Exercise material
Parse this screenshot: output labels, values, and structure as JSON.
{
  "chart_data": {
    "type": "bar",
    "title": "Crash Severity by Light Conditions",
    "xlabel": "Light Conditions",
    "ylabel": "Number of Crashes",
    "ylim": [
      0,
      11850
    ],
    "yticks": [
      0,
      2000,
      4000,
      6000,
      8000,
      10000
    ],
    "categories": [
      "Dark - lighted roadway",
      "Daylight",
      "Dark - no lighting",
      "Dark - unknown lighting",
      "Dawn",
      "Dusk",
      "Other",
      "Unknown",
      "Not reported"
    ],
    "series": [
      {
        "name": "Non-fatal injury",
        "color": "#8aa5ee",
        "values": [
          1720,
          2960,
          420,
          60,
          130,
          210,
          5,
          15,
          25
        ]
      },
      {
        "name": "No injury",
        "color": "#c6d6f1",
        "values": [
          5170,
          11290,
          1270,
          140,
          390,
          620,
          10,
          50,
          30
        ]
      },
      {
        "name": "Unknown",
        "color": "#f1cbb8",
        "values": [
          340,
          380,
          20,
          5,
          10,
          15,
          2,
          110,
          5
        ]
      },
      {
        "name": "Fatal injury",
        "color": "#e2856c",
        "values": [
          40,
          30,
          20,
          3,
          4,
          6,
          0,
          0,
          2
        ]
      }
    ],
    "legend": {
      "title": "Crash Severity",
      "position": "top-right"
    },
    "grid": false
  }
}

Given problem
Output an exact copy of each record.

Answer to this problem
Parse this screenshot: output labels, values, and structure as JSON.
{
  "chart_data": {
    "type": "bar",
    "title": "Crash Severity by Light Conditions",
    "xlabel": "Light Conditions",
    "ylabel": "Number of Crashes",
    "ylim": [
      0,
      11850
    ],
    "yticks": [
      0,
      2000,
      4000,
      6000,
      8000,
      10000
    ],
    "categories": [
      "Dark - lighted roadway",
      "Daylight",
      "Dark - no lighting",
      "Dark - unknown lighting",
      "Dawn",
      "Dusk",
      "Other",
      "Unknown",
      "Not reported"
    ],
    "series": [
      {
        "name": "Non-fatal injury",
        "color": "#8aa5ee",
        "values": [
          1720,
          2960,
          420,
          60,
          130,
          210,
          5,
          15,
          25
        ]
      },
      {
        "name": "No injury",
        "color": "#c6d6f1",
        "values": [
          5170,
          11290,
          1270,
          140,
          390,
          620,
          10,
          50,
          30
        ]
      },
      {
        "name": "Unknown",
        "color": "#f1cbb8",
        "values": [
          340,
          380,
          20,
          5,
          10,
          15,
          2,
          110,
          5
        ]
      },
      {
        "name": "Fatal injury",
        "color": "#e2856c",
        "values": [
          40,
          30,
          20,
          3,
          4,
          6,
          0,
          0,
          2
        ]
      }
    ],
    "legend": {
      "title": "Crash Severity",
      "position": "top-right"
    },
    "grid": false
  }
}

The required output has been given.